* Instructions for the task
All the data below goes into the copy word for word, but the pictures don't.
□ □ □ □
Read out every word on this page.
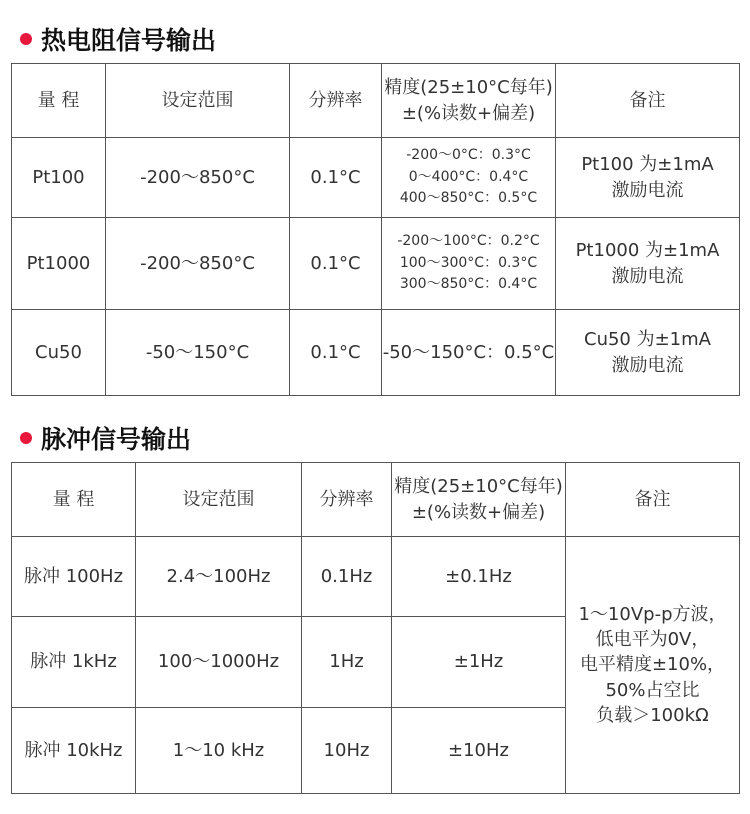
热电阻信号输出
量 程	设定范围	分辨率	精度(25±10°C每年)
±(%读数+偏差)	备注
Pt100	-200～850°C	0.1°C	-200～0°C：0.3°C
0～400°C：0.4°C
400～850°C：0.5°C	Pt100 为±1mA
激励电流

Pt1000	-200～850°C	0.1°C	-200～100°C：0.2°C
100～300°C：0.3°C
300～850°C：0.4°C	Pt1000 为±1mA
激励电流

Cu50	-50～150°C	0.1°C	-50～150°C：0.5°C	Cu50 为±1mA
激励电流
脉冲信号输出
量 程	设定范围	分辨率	精度(25±10°C每年)
±(%读数+偏差)	备注
脉冲 100Hz	2.4～100Hz	0.1Hz	±0.1Hz	1～10Vp-p方波，
低电平为0V，
电平精度±10%，
50%占空比
负载＞100kΩ

脉冲 1kHz	100～1000Hz	1Hz	±1Hz	
脉冲 10kHz	1～10 kHz	10Hz	±10Hz	
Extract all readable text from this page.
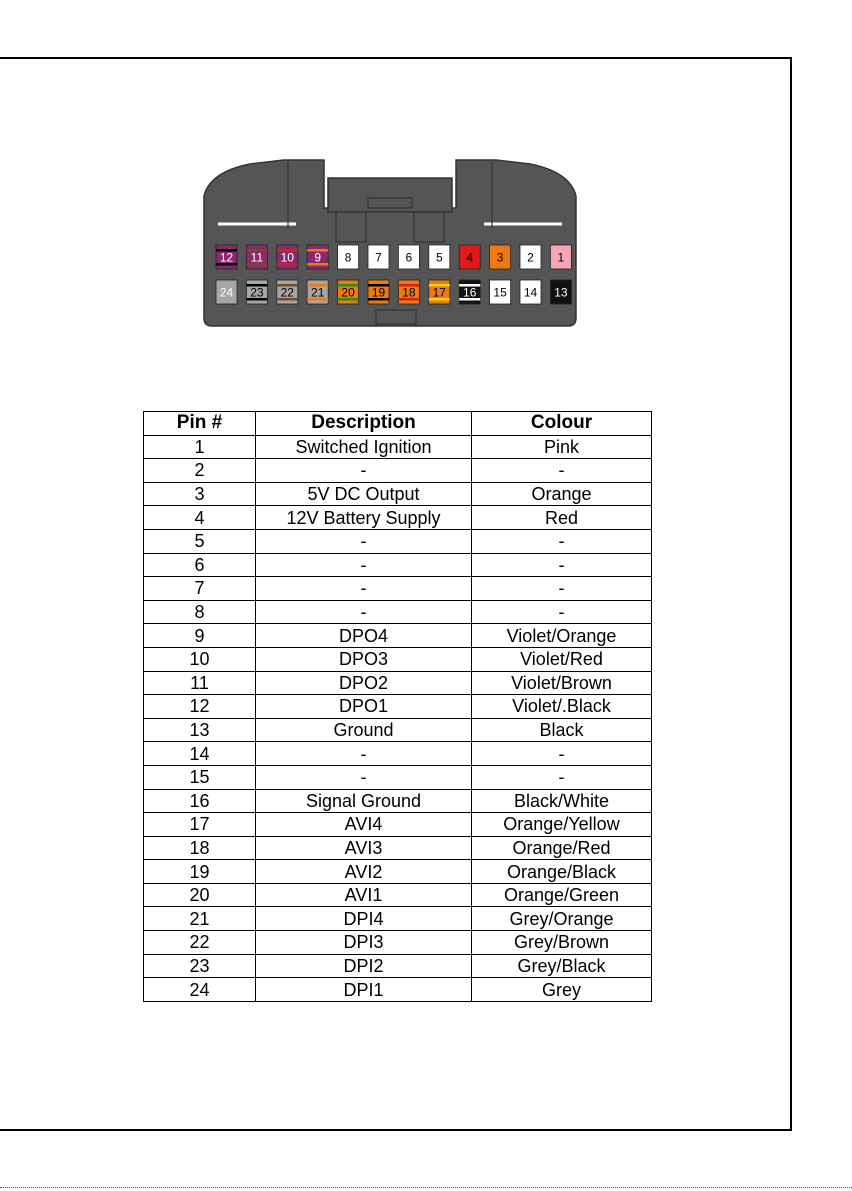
12 11 10 9 8 7 6 5 4 3 2 1
24 23 22 21 20 19 18 17 16 15 14 13
Pin #	Description	Colour
1	Switched Ignition	Pink
2	-	-
3	5V DC Output	Orange
4	12V Battery Supply	Red
5	-	-
6	-	-
7	-	-
8	-	-
9	DPO4	Violet/Orange
10	DPO3	Violet/Red
11	DPO2	Violet/Brown
12	DPO1	Violet/.Black
13	Ground	Black
14	-	-
15	-	-
16	Signal Ground	Black/White
17	AVI4	Orange/Yellow
18	AVI3	Orange/Red
19	AVI2	Orange/Black
20	AVI1	Orange/Green
21	DPI4	Grey/Orange
22	DPI3	Grey/Brown
23	DPI2	Grey/Black
24	DPI1	Grey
□ □ □ □
* Solution to this task
Read out every word on this page.
热电阻信号输出
量 程	设定范围	分辨率	精度(25±10°C每年)
±(%读数+偏差)	备注
Pt100	-200～850°C	0.1°C	-200～0°C：0.3°C
0～400°C：0.4°C
400～850°C：0.5°C	Pt100 为±1mA
激励电流

Pt1000	-200～850°C	0.1°C	-200～100°C：0.2°C
100～300°C：0.3°C
300～850°C：0.4°C	Pt1000 为±1mA
激励电流

Cu50	-50～150°C	0.1°C	-50～150°C：0.5°C	Cu50 为±1mA
激励电流
脉冲信号输出
量 程	设定范围	分辨率	精度(25±10°C每年)
±(%读数+偏差)	备注
脉冲 100Hz	2.4～100Hz	0.1Hz	±0.1Hz	1～10Vp-p方波，
低电平为0V，
电平精度±10%，
50%占空比
负载＞100kΩ

脉冲 1kHz	100～1000Hz	1Hz	±1Hz	
脉冲 10kHz	1～10 kHz	10Hz	±10Hz	
Extract all readable text from this page.
12 11 10 9 8 7 6 5 4 3 2 1
24 23 22 21 20 19 18 17 16 15 14 13
Pin #	Description	Colour
1	Switched Ignition	Pink
2	-	-
3	5V DC Output	Orange
4	12V Battery Supply	Red
5	-	-
6	-	-
7	-	-
8	-	-
9	DPO4	Violet/Orange
10	DPO3	Violet/Red
11	DPO2	Violet/Brown
12	DPO1	Violet/.Black
13	Ground	Black
14	-	-
15	-	-
16	Signal Ground	Black/White
17	AVI4	Orange/Yellow
18	AVI3	Orange/Red
19	AVI2	Orange/Black
20	AVI1	Orange/Green
21	DPI4	Grey/Orange
22	DPI3	Grey/Brown
23	DPI2	Grey/Black
24	DPI1	Grey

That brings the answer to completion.